== PROBLEM TO WORK ON ==
Extract all lines from the data beneath that include the word "JSON".

[Stored items from a collection]
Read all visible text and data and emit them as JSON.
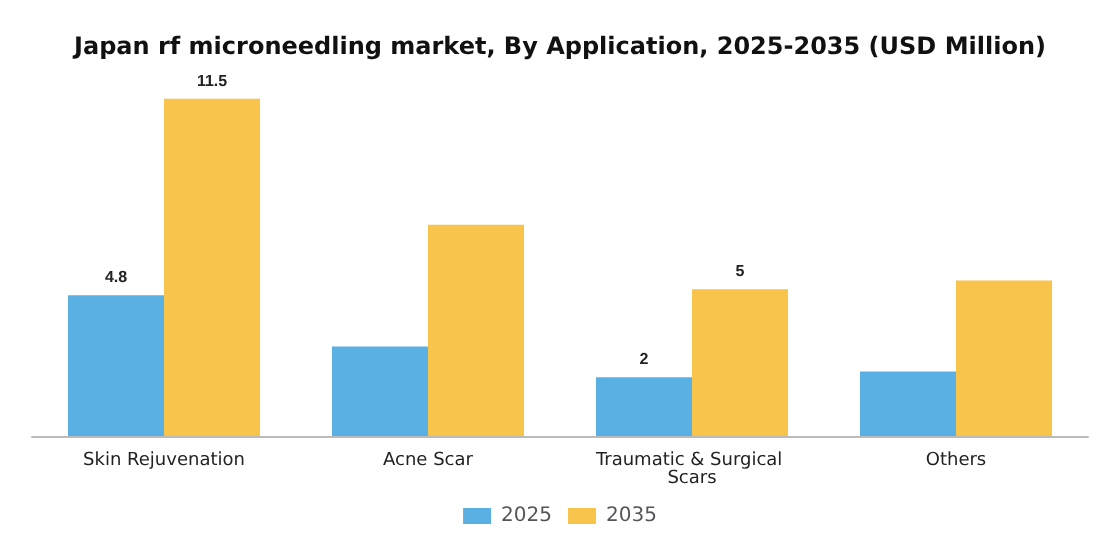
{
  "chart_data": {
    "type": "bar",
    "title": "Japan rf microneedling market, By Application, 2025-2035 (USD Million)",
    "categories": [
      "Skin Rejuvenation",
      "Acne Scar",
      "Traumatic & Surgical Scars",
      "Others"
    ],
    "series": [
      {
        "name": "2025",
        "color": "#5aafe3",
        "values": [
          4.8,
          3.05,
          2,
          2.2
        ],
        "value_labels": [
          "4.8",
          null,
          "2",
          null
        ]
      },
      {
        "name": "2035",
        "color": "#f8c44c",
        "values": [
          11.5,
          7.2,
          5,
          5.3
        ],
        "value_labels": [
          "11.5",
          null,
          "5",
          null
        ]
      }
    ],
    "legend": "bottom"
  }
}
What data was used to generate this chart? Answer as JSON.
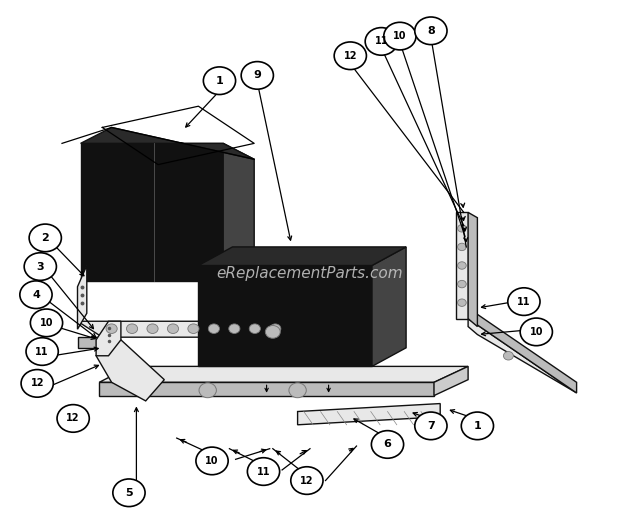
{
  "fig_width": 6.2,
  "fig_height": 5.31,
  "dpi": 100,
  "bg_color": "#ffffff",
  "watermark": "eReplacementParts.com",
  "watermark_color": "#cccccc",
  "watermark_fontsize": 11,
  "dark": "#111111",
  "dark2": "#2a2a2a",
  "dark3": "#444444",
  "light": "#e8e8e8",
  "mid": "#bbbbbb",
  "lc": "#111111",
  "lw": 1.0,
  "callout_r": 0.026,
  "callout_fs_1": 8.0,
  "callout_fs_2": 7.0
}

== FINAL RESULT ==
Read all visible text and data and emit them as JSON.
What data was used to generate this chart? Answer as JSON.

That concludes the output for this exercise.